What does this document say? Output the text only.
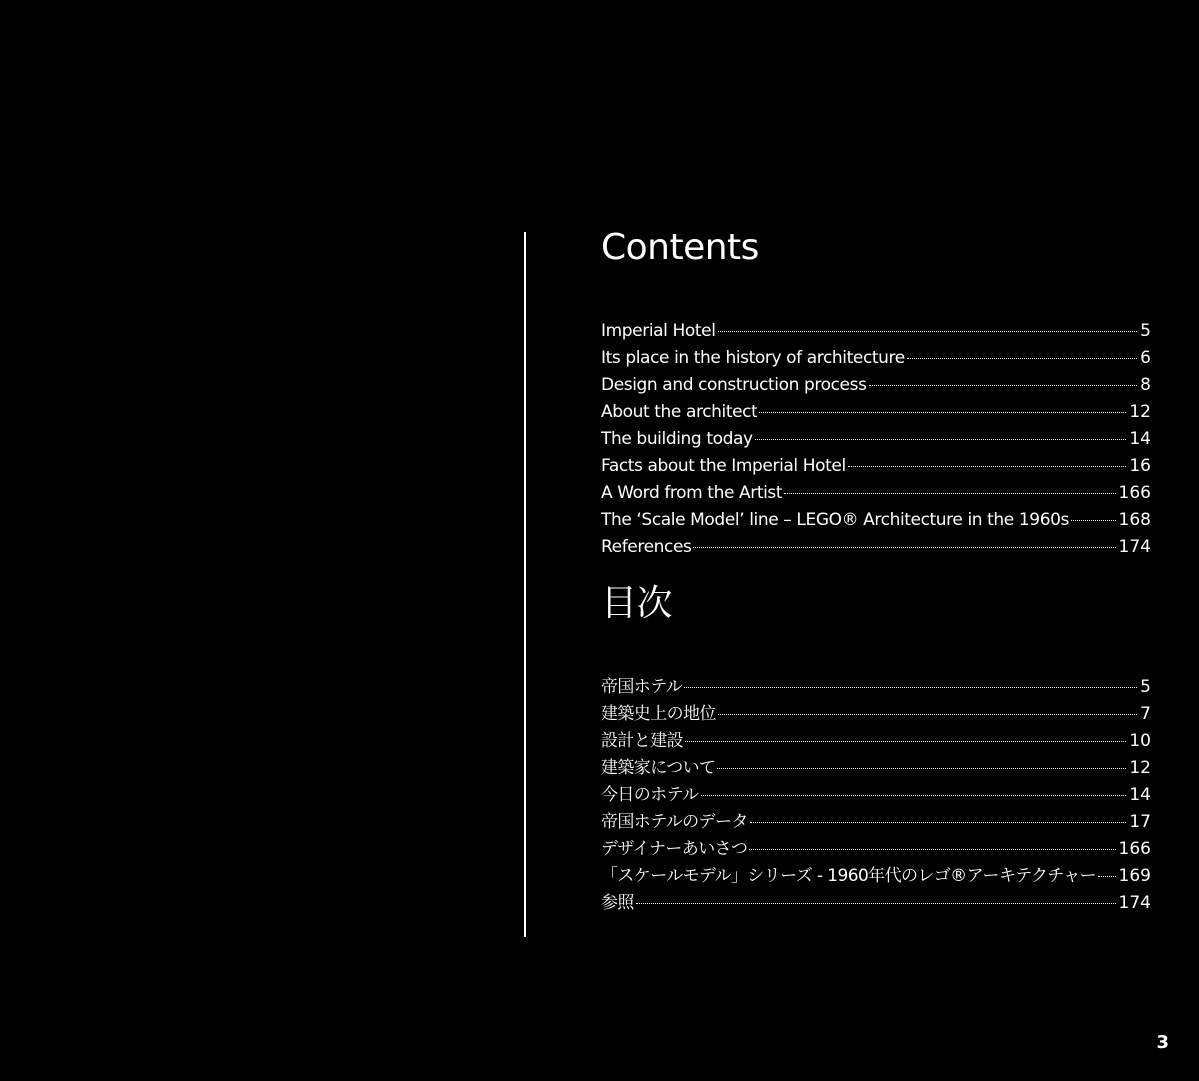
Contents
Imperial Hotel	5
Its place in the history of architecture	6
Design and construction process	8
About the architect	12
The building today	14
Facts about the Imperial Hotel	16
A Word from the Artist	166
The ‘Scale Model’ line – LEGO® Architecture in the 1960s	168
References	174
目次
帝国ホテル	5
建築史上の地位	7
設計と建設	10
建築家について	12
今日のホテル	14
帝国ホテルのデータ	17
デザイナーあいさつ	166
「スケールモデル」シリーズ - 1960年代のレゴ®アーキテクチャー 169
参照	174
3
□ □ □ □ □
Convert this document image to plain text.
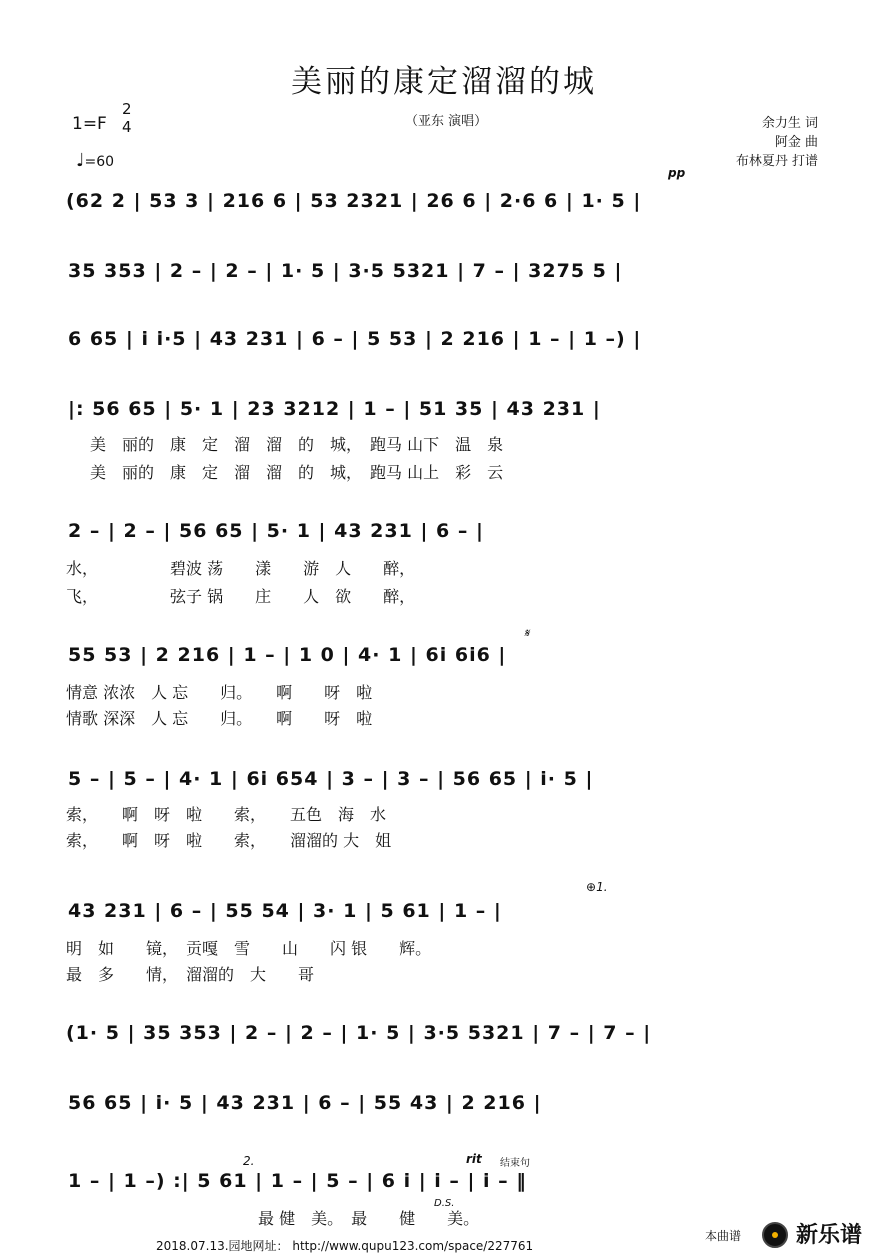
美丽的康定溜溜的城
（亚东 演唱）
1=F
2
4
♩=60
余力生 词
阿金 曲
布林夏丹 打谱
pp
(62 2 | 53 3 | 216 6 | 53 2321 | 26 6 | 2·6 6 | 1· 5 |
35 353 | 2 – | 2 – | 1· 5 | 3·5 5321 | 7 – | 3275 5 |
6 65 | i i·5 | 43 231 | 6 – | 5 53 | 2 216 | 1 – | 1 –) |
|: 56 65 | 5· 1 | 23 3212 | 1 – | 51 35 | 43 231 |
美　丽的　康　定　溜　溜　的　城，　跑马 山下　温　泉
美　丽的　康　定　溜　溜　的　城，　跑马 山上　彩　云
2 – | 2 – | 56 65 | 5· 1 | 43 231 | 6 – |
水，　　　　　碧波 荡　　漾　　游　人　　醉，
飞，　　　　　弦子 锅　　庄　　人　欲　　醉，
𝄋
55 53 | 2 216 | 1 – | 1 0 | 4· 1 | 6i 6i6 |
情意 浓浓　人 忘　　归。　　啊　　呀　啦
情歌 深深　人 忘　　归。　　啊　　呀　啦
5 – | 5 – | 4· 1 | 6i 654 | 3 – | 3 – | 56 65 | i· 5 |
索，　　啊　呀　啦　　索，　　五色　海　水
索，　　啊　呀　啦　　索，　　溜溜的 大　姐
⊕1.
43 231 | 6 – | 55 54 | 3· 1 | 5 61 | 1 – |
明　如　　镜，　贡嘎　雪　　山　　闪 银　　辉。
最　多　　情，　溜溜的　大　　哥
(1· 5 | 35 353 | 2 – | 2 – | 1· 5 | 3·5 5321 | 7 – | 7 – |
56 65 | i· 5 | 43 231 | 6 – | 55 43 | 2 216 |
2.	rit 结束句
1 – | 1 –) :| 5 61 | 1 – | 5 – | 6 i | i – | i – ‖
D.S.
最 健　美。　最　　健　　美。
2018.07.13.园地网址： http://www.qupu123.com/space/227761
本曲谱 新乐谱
□ □ □ □ □
(WHAT TO WORK ON) Copy all lines above containing the string "this".

(ANSWER IN FULL)
What does this document say? Output the text only.
Convert this document image to plain text.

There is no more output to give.